▶ _What you have to do_
Each line below must be set down exactly; omit any image you find.

▶ _Source material_
(begin)

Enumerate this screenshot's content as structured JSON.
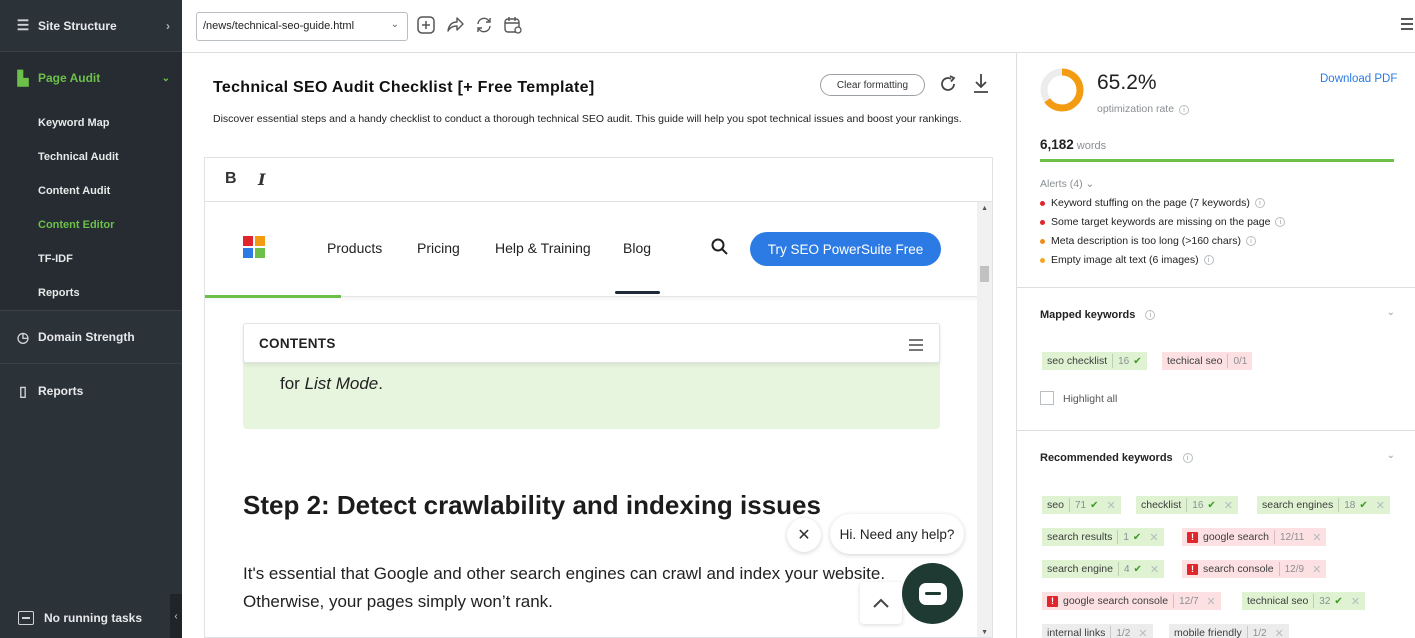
{
  "sidebar": {
    "site_structure": "Site Structure",
    "page_audit": "Page Audit",
    "sub_items": [
      "Keyword Map",
      "Technical Audit",
      "Content Audit",
      "Content Editor",
      "TF-IDF",
      "Reports"
    ],
    "active_sub": "Content Editor",
    "domain_strength": "Domain Strength",
    "reports": "Reports",
    "tasks": "No running tasks",
    "accent": "#6cc04a"
  },
  "toolbar": {
    "url": "/news/technical-seo-guide.html",
    "icons": [
      "add-icon",
      "share-icon",
      "sync-icon",
      "calendar-icon",
      "hamburger-icon"
    ]
  },
  "editor": {
    "title": "Technical SEO Audit Checklist [+ Free Template]",
    "description": "Discover essential steps and a handy checklist to conduct a thorough technical SEO audit. This guide will help you spot technical issues and boost your rankings.",
    "clear_formatting": "Clear formatting",
    "bold": "B",
    "italic": "I"
  },
  "preview": {
    "nav": [
      "Products",
      "Pricing",
      "Help & Training",
      "Blog"
    ],
    "cta": "Try SEO PowerSuite Free",
    "contents": "CONTENTS",
    "green_text_prefix": "for ",
    "green_text_em": "List Mode",
    "green_text_suffix": ".",
    "heading": "Step 2: Detect crawlability and indexing issues",
    "paragraph": "It's essential that Google and other search engines can crawl and index your website. Otherwise, your pages simply won’t rank.",
    "chat_prompt": "Hi. Need any help?"
  },
  "panel": {
    "rate": "65.2%",
    "rate_value": 0.652,
    "rate_label": "optimization rate",
    "download_pdf": "Download PDF",
    "words": "6,182",
    "words_unit": "words",
    "alerts_header": "Alerts (4)",
    "alerts": [
      {
        "text": "Keyword stuffing on the page (7 keywords)",
        "color": "#e0252c"
      },
      {
        "text": "Some target keywords are missing on the page",
        "color": "#e0252c"
      },
      {
        "text": "Meta description is too long (>160 chars)",
        "color": "#f08c1e"
      },
      {
        "text": "Empty image alt text (6 images)",
        "color": "#f5a623"
      }
    ],
    "mapped_header": "Mapped keywords",
    "mapped": [
      {
        "kw": "seo checklist",
        "count": "16",
        "state": "ok"
      },
      {
        "kw": "techical seo",
        "count": "0/1",
        "state": "missing"
      }
    ],
    "highlight_all": "Highlight all",
    "recommended_header": "Recommended keywords",
    "recommended": [
      {
        "kw": "seo",
        "count": "71",
        "state": "ok"
      },
      {
        "kw": "checklist",
        "count": "16",
        "state": "ok"
      },
      {
        "kw": "search engines",
        "count": "18",
        "state": "ok"
      },
      {
        "kw": "search results",
        "count": "1",
        "state": "ok"
      },
      {
        "kw": "google search",
        "count": "12/11",
        "state": "over"
      },
      {
        "kw": "search engine",
        "count": "4",
        "state": "ok"
      },
      {
        "kw": "search console",
        "count": "12/9",
        "state": "over"
      },
      {
        "kw": "google search console",
        "count": "12/7",
        "state": "over"
      },
      {
        "kw": "technical seo",
        "count": "32",
        "state": "ok"
      },
      {
        "kw": "internal links",
        "count": "1/2",
        "state": "neutral"
      },
      {
        "kw": "mobile friendly",
        "count": "1/2",
        "state": "neutral"
      }
    ],
    "donut_color": "#f39c12"
  }
}
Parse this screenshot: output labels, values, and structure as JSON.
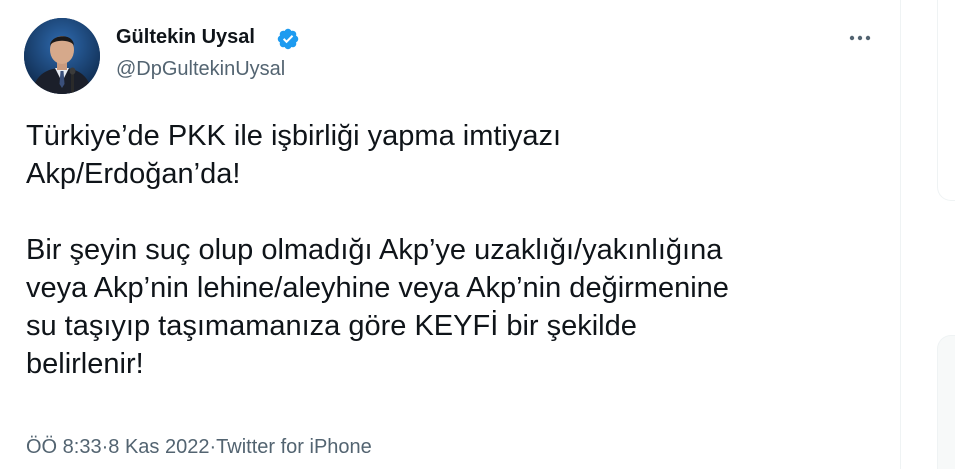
{
  "tweet": {
    "author": {
      "name": "Gültekin Uysal",
      "handle": "@DpGultekinUysal",
      "verified": true,
      "avatar": "person-photo"
    },
    "more_icon": "more-horizontal-icon",
    "paragraphs": [
      "Türkiye’de PKK ile işbirliği yapma imtiyazı\nAkp/Erdoğan’da!",
      "Bir şeyin suç olup olmadığı Akp’ye uzaklığı/yakınlığına\nveya Akp’nin lehine/aleyhine veya Akp’nin değirmenine\nsu taşıyıp taşımamanıza göre KEYFİ bir şekilde\nbelirlenir!"
    ],
    "meta": {
      "time": "ÖÖ 8:33",
      "separator": " · ",
      "date": "8 Kas 2022",
      "source": "Twitter for iPhone"
    }
  },
  "colors": {
    "text_primary": "#0f1419",
    "text_secondary": "#536471",
    "verified_blue": "#1d9bf0",
    "divider": "#eff3f4"
  }
}
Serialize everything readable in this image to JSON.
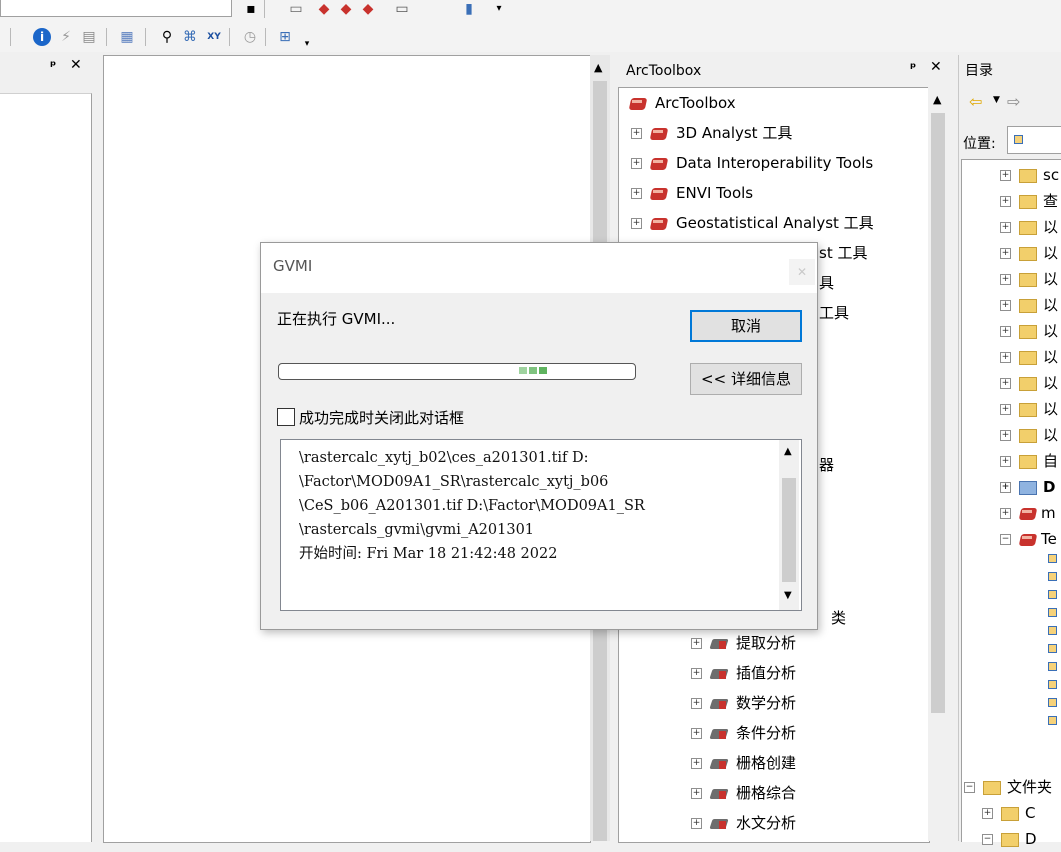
{
  "arctoolbox_panel": {
    "title": "ArcToolbox",
    "root": "ArcToolbox",
    "items": [
      "3D Analyst 工具",
      "Data Interoperability Tools",
      "ENVI Tools",
      "Geostatistical Analyst 工具"
    ],
    "partial_items": [
      "st 工具",
      "具",
      "工具",
      "器",
      "类"
    ],
    "sub_items": [
      "提取分析",
      "插值分析",
      "数学分析",
      "条件分析",
      "栅格创建",
      "栅格综合",
      "水文分析"
    ]
  },
  "catalog_panel": {
    "title": "目录",
    "location_label": "位置:",
    "partial_items": [
      "sc",
      "查",
      "以",
      "以",
      "以",
      "以",
      "以",
      "以",
      "以",
      "以",
      "以",
      "自",
      "D",
      "m",
      "Te"
    ],
    "bottom_items": [
      "文件夹",
      "C",
      "D"
    ]
  },
  "dialog": {
    "title": "GVMI",
    "status": "正在执行 GVMI...",
    "cancel_label": "取消",
    "details_label": "<< 详细信息",
    "close_checkbox_label": "成功完成时关闭此对话框",
    "progress": 0.8,
    "log_lines": [
      "\\rastercalc_xytj_b02\\ces_a201301.tif D:",
      "\\Factor\\MOD09A1_SR\\rastercalc_xytj_b06",
      "\\CeS_b06_A201301.tif D:\\Factor\\MOD09A1_SR",
      "\\rastercals_gvmi\\gvmi_A201301",
      "开始时间: Fri Mar 18 21:42:48 2022"
    ]
  }
}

(end)

▶ _Expected output_
Enumerate this screenshot's content as structured JSON.
{
  "sidebar": {
    "site_structure": "Site Structure",
    "page_audit": "Page Audit",
    "sub_items": [
      "Keyword Map",
      "Technical Audit",
      "Content Audit",
      "Content Editor",
      "TF-IDF",
      "Reports"
    ],
    "active_sub": "Content Editor",
    "domain_strength": "Domain Strength",
    "reports": "Reports",
    "tasks": "No running tasks",
    "accent": "#6cc04a"
  },
  "toolbar": {
    "url": "/news/technical-seo-guide.html",
    "icons": [
      "add-icon",
      "share-icon",
      "sync-icon",
      "calendar-icon",
      "hamburger-icon"
    ]
  },
  "editor": {
    "title": "Technical SEO Audit Checklist [+ Free Template]",
    "description": "Discover essential steps and a handy checklist to conduct a thorough technical SEO audit. This guide will help you spot technical issues and boost your rankings.",
    "clear_formatting": "Clear formatting",
    "bold": "B",
    "italic": "I"
  },
  "preview": {
    "nav": [
      "Products",
      "Pricing",
      "Help & Training",
      "Blog"
    ],
    "cta": "Try SEO PowerSuite Free",
    "contents": "CONTENTS",
    "green_text_prefix": "for ",
    "green_text_em": "List Mode",
    "green_text_suffix": ".",
    "heading": "Step 2: Detect crawlability and indexing issues",
    "paragraph": "It's essential that Google and other search engines can crawl and index your website. Otherwise, your pages simply won’t rank.",
    "chat_prompt": "Hi. Need any help?"
  },
  "panel": {
    "rate": "65.2%",
    "rate_value": 0.652,
    "rate_label": "optimization rate",
    "download_pdf": "Download PDF",
    "words": "6,182",
    "words_unit": "words",
    "alerts_header": "Alerts (4)",
    "alerts": [
      {
        "text": "Keyword stuffing on the page (7 keywords)",
        "color": "#e0252c"
      },
      {
        "text": "Some target keywords are missing on the page",
        "color": "#e0252c"
      },
      {
        "text": "Meta description is too long (>160 chars)",
        "color": "#f08c1e"
      },
      {
        "text": "Empty image alt text (6 images)",
        "color": "#f5a623"
      }
    ],
    "mapped_header": "Mapped keywords",
    "mapped": [
      {
        "kw": "seo checklist",
        "count": "16",
        "state": "ok"
      },
      {
        "kw": "techical seo",
        "count": "0/1",
        "state": "missing"
      }
    ],
    "highlight_all": "Highlight all",
    "recommended_header": "Recommended keywords",
    "recommended": [
      {
        "kw": "seo",
        "count": "71",
        "state": "ok"
      },
      {
        "kw": "checklist",
        "count": "16",
        "state": "ok"
      },
      {
        "kw": "search engines",
        "count": "18",
        "state": "ok"
      },
      {
        "kw": "search results",
        "count": "1",
        "state": "ok"
      },
      {
        "kw": "google search",
        "count": "12/11",
        "state": "over"
      },
      {
        "kw": "search engine",
        "count": "4",
        "state": "ok"
      },
      {
        "kw": "search console",
        "count": "12/9",
        "state": "over"
      },
      {
        "kw": "google search console",
        "count": "12/7",
        "state": "over"
      },
      {
        "kw": "technical seo",
        "count": "32",
        "state": "ok"
      },
      {
        "kw": "internal links",
        "count": "1/2",
        "state": "neutral"
      },
      {
        "kw": "mobile friendly",
        "count": "1/2",
        "state": "neutral"
      }
    ],
    "donut_color": "#f39c12"
  }
}
Parse this screenshot: output labels, values, and structure as JSON.
{
  "tweet": {
    "author": {
      "name": "Gültekin Uysal",
      "handle": "@DpGultekinUysal",
      "verified": true,
      "avatar": "person-photo"
    },
    "more_icon": "more-horizontal-icon",
    "paragraphs": [
      "Türkiye’de PKK ile işbirliği yapma imtiyazı\nAkp/Erdoğan’da!",
      "Bir şeyin suç olup olmadığı Akp’ye uzaklığı/yakınlığına\nveya Akp’nin lehine/aleyhine veya Akp’nin değirmenine\nsu taşıyıp taşımamanıza göre KEYFİ bir şekilde\nbelirlenir!"
    ],
    "meta": {
      "time": "ÖÖ 8:33",
      "separator": " · ",
      "date": "8 Kas 2022",
      "source": "Twitter for iPhone"
    }
  },
  "colors": {
    "text_primary": "#0f1419",
    "text_secondary": "#536471",
    "verified_blue": "#1d9bf0",
    "divider": "#eff3f4"
  }
}
Serialize everything readable in this image to JSON.
{
  "arctoolbox_panel": {
    "title": "ArcToolbox",
    "root": "ArcToolbox",
    "items": [
      "3D Analyst 工具",
      "Data Interoperability Tools",
      "ENVI Tools",
      "Geostatistical Analyst 工具"
    ],
    "partial_items": [
      "st 工具",
      "具",
      "工具",
      "器",
      "类"
    ],
    "sub_items": [
      "提取分析",
      "插值分析",
      "数学分析",
      "条件分析",
      "栅格创建",
      "栅格综合",
      "水文分析"
    ]
  },
  "catalog_panel": {
    "title": "目录",
    "location_label": "位置:",
    "partial_items": [
      "sc",
      "查",
      "以",
      "以",
      "以",
      "以",
      "以",
      "以",
      "以",
      "以",
      "以",
      "自",
      "D",
      "m",
      "Te"
    ],
    "bottom_items": [
      "文件夹",
      "C",
      "D"
    ]
  },
  "dialog": {
    "title": "GVMI",
    "status": "正在执行 GVMI...",
    "cancel_label": "取消",
    "details_label": "<< 详细信息",
    "close_checkbox_label": "成功完成时关闭此对话框",
    "progress": 0.8,
    "log_lines": [
      "\\rastercalc_xytj_b02\\ces_a201301.tif D:",
      "\\Factor\\MOD09A1_SR\\rastercalc_xytj_b06",
      "\\CeS_b06_A201301.tif D:\\Factor\\MOD09A1_SR",
      "\\rastercals_gvmi\\gvmi_A201301",
      "开始时间: Fri Mar 18 21:42:48 2022"
    ]
  }
}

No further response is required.